**PROBLEM DETAILS**
Below are some records; retype all of them exactly.

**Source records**
────
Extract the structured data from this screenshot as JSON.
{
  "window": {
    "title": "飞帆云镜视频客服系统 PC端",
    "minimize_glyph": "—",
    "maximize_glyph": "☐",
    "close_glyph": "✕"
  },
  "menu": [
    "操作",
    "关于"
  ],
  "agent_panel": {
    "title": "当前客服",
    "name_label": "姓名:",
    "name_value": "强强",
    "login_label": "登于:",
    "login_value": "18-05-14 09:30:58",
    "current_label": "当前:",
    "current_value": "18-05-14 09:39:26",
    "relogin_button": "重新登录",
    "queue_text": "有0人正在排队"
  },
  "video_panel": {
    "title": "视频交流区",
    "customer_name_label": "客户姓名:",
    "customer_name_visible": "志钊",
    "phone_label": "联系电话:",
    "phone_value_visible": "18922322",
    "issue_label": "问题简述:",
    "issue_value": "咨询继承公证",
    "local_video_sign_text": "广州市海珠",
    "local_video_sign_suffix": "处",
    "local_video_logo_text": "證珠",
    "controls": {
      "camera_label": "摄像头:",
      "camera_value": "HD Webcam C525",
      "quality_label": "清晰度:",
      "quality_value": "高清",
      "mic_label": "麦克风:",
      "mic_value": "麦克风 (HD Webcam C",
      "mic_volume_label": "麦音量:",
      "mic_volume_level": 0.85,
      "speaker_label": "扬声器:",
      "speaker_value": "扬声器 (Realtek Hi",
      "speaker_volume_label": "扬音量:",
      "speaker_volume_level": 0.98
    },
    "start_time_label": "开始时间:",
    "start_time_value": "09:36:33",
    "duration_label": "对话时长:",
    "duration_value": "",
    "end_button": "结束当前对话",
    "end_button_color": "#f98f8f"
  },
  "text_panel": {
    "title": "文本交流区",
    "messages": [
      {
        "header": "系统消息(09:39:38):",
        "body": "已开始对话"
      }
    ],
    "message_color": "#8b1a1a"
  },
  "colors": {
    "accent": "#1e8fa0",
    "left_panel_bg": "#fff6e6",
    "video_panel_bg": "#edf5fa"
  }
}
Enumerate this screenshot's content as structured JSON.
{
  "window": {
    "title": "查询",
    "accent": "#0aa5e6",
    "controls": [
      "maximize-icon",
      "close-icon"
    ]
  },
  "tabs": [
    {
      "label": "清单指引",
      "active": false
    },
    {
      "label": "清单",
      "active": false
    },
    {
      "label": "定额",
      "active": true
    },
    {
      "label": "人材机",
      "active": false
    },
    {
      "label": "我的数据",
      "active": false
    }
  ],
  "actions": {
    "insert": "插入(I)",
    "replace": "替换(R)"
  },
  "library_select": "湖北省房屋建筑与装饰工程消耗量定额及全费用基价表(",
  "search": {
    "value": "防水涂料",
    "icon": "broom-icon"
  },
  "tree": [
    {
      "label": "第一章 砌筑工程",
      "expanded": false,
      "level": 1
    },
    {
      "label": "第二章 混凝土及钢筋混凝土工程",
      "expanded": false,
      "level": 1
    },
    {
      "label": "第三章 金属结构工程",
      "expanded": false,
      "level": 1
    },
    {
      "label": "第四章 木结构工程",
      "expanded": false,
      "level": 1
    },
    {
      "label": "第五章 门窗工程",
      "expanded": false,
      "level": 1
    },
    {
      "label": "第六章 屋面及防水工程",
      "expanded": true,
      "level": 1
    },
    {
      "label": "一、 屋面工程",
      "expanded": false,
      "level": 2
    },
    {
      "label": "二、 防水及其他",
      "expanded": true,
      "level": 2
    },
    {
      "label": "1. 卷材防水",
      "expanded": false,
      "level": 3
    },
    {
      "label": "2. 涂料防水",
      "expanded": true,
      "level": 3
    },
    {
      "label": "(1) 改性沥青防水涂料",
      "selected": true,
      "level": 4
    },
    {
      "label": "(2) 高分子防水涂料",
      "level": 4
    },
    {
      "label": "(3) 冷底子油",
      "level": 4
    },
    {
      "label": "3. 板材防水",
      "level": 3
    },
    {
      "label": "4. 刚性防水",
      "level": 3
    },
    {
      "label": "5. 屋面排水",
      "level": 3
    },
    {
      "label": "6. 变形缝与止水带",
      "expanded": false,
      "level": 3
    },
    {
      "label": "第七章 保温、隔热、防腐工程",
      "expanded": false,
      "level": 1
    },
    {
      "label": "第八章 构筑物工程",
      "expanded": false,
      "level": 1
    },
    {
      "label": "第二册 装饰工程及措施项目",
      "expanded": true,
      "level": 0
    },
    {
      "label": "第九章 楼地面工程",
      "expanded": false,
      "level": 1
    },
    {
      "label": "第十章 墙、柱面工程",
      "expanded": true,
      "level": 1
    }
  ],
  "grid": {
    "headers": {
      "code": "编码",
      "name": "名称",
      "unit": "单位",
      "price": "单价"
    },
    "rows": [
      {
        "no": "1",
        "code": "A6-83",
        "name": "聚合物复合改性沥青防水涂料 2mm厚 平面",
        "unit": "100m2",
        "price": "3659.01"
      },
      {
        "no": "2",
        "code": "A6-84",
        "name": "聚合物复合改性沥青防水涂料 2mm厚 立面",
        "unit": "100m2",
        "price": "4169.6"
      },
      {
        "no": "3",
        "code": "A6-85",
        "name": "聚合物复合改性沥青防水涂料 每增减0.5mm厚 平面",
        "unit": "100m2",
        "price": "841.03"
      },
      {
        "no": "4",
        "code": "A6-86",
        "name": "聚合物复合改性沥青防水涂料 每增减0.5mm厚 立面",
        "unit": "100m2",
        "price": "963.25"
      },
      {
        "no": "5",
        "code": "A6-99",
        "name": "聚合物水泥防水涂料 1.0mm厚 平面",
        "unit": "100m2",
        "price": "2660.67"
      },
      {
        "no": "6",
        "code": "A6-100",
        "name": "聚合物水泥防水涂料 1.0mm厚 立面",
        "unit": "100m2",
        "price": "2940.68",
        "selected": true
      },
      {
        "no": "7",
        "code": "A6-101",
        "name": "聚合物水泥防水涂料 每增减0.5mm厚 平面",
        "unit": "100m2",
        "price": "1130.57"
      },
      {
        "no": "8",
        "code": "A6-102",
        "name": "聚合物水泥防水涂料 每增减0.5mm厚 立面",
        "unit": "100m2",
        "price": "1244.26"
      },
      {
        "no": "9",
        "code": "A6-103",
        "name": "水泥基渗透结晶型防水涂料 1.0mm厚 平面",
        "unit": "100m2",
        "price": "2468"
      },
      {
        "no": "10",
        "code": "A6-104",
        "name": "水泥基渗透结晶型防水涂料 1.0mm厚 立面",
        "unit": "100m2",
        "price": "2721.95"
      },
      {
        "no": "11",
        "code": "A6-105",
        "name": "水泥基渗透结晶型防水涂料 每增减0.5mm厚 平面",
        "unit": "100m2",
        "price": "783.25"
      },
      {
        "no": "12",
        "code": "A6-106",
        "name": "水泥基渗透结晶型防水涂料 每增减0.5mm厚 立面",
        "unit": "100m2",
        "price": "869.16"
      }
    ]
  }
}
────
**SOLUTION**
Extract the structured data from this screenshot as JSON.
{
  "window": {
    "title": "飞帆云镜视频客服系统 PC端",
    "minimize_glyph": "—",
    "maximize_glyph": "☐",
    "close_glyph": "✕"
  },
  "menu": [
    "操作",
    "关于"
  ],
  "agent_panel": {
    "title": "当前客服",
    "name_label": "姓名:",
    "name_value": "强强",
    "login_label": "登于:",
    "login_value": "18-05-14 09:30:58",
    "current_label": "当前:",
    "current_value": "18-05-14 09:39:26",
    "relogin_button": "重新登录",
    "queue_text": "有0人正在排队"
  },
  "video_panel": {
    "title": "视频交流区",
    "customer_name_label": "客户姓名:",
    "customer_name_visible": "志钊",
    "phone_label": "联系电话:",
    "phone_value_visible": "18922322",
    "issue_label": "问题简述:",
    "issue_value": "咨询继承公证",
    "local_video_sign_text": "广州市海珠",
    "local_video_sign_suffix": "处",
    "local_video_logo_text": "證珠",
    "controls": {
      "camera_label": "摄像头:",
      "camera_value": "HD Webcam C525",
      "quality_label": "清晰度:",
      "quality_value": "高清",
      "mic_label": "麦克风:",
      "mic_value": "麦克风 (HD Webcam C",
      "mic_volume_label": "麦音量:",
      "mic_volume_level": 0.85,
      "speaker_label": "扬声器:",
      "speaker_value": "扬声器 (Realtek Hi",
      "speaker_volume_label": "扬音量:",
      "speaker_volume_level": 0.98
    },
    "start_time_label": "开始时间:",
    "start_time_value": "09:36:33",
    "duration_label": "对话时长:",
    "duration_value": "",
    "end_button": "结束当前对话",
    "end_button_color": "#f98f8f"
  },
  "text_panel": {
    "title": "文本交流区",
    "messages": [
      {
        "header": "系统消息(09:39:38):",
        "body": "已开始对话"
      }
    ],
    "message_color": "#8b1a1a"
  },
  "colors": {
    "accent": "#1e8fa0",
    "left_panel_bg": "#fff6e6",
    "video_panel_bg": "#edf5fa"
  }
}
Enumerate this screenshot's content as structured JSON.
{
  "window": {
    "title": "查询",
    "accent": "#0aa5e6",
    "controls": [
      "maximize-icon",
      "close-icon"
    ]
  },
  "tabs": [
    {
      "label": "清单指引",
      "active": false
    },
    {
      "label": "清单",
      "active": false
    },
    {
      "label": "定额",
      "active": true
    },
    {
      "label": "人材机",
      "active": false
    },
    {
      "label": "我的数据",
      "active": false
    }
  ],
  "actions": {
    "insert": "插入(I)",
    "replace": "替换(R)"
  },
  "library_select": "湖北省房屋建筑与装饰工程消耗量定额及全费用基价表(",
  "search": {
    "value": "防水涂料",
    "icon": "broom-icon"
  },
  "tree": [
    {
      "label": "第一章 砌筑工程",
      "expanded": false,
      "level": 1
    },
    {
      "label": "第二章 混凝土及钢筋混凝土工程",
      "expanded": false,
      "level": 1
    },
    {
      "label": "第三章 金属结构工程",
      "expanded": false,
      "level": 1
    },
    {
      "label": "第四章 木结构工程",
      "expanded": false,
      "level": 1
    },
    {
      "label": "第五章 门窗工程",
      "expanded": false,
      "level": 1
    },
    {
      "label": "第六章 屋面及防水工程",
      "expanded": true,
      "level": 1
    },
    {
      "label": "一、 屋面工程",
      "expanded": false,
      "level": 2
    },
    {
      "label": "二、 防水及其他",
      "expanded": true,
      "level": 2
    },
    {
      "label": "1. 卷材防水",
      "expanded": false,
      "level": 3
    },
    {
      "label": "2. 涂料防水",
      "expanded": true,
      "level": 3
    },
    {
      "label": "(1) 改性沥青防水涂料",
      "selected": true,
      "level": 4
    },
    {
      "label": "(2) 高分子防水涂料",
      "level": 4
    },
    {
      "label": "(3) 冷底子油",
      "level": 4
    },
    {
      "label": "3. 板材防水",
      "level": 3
    },
    {
      "label": "4. 刚性防水",
      "level": 3
    },
    {
      "label": "5. 屋面排水",
      "level": 3
    },
    {
      "label": "6. 变形缝与止水带",
      "expanded": false,
      "level": 3
    },
    {
      "label": "第七章 保温、隔热、防腐工程",
      "expanded": false,
      "level": 1
    },
    {
      "label": "第八章 构筑物工程",
      "expanded": false,
      "level": 1
    },
    {
      "label": "第二册 装饰工程及措施项目",
      "expanded": true,
      "level": 0
    },
    {
      "label": "第九章 楼地面工程",
      "expanded": false,
      "level": 1
    },
    {
      "label": "第十章 墙、柱面工程",
      "expanded": true,
      "level": 1
    }
  ],
  "grid": {
    "headers": {
      "code": "编码",
      "name": "名称",
      "unit": "单位",
      "price": "单价"
    },
    "rows": [
      {
        "no": "1",
        "code": "A6-83",
        "name": "聚合物复合改性沥青防水涂料 2mm厚 平面",
        "unit": "100m2",
        "price": "3659.01"
      },
      {
        "no": "2",
        "code": "A6-84",
        "name": "聚合物复合改性沥青防水涂料 2mm厚 立面",
        "unit": "100m2",
        "price": "4169.6"
      },
      {
        "no": "3",
        "code": "A6-85",
        "name": "聚合物复合改性沥青防水涂料 每增减0.5mm厚 平面",
        "unit": "100m2",
        "price": "841.03"
      },
      {
        "no": "4",
        "code": "A6-86",
        "name": "聚合物复合改性沥青防水涂料 每增减0.5mm厚 立面",
        "unit": "100m2",
        "price": "963.25"
      },
      {
        "no": "5",
        "code": "A6-99",
        "name": "聚合物水泥防水涂料 1.0mm厚 平面",
        "unit": "100m2",
        "price": "2660.67"
      },
      {
        "no": "6",
        "code": "A6-100",
        "name": "聚合物水泥防水涂料 1.0mm厚 立面",
        "unit": "100m2",
        "price": "2940.68",
        "selected": true
      },
      {
        "no": "7",
        "code": "A6-101",
        "name": "聚合物水泥防水涂料 每增减0.5mm厚 平面",
        "unit": "100m2",
        "price": "1130.57"
      },
      {
        "no": "8",
        "code": "A6-102",
        "name": "聚合物水泥防水涂料 每增减0.5mm厚 立面",
        "unit": "100m2",
        "price": "1244.26"
      },
      {
        "no": "9",
        "code": "A6-103",
        "name": "水泥基渗透结晶型防水涂料 1.0mm厚 平面",
        "unit": "100m2",
        "price": "2468"
      },
      {
        "no": "10",
        "code": "A6-104",
        "name": "水泥基渗透结晶型防水涂料 1.0mm厚 立面",
        "unit": "100m2",
        "price": "2721.95"
      },
      {
        "no": "11",
        "code": "A6-105",
        "name": "水泥基渗透结晶型防水涂料 每增减0.5mm厚 平面",
        "unit": "100m2",
        "price": "783.25"
      },
      {
        "no": "12",
        "code": "A6-106",
        "name": "水泥基渗透结晶型防水涂料 每增减0.5mm厚 立面",
        "unit": "100m2",
        "price": "869.16"
      }
    ]
  }
}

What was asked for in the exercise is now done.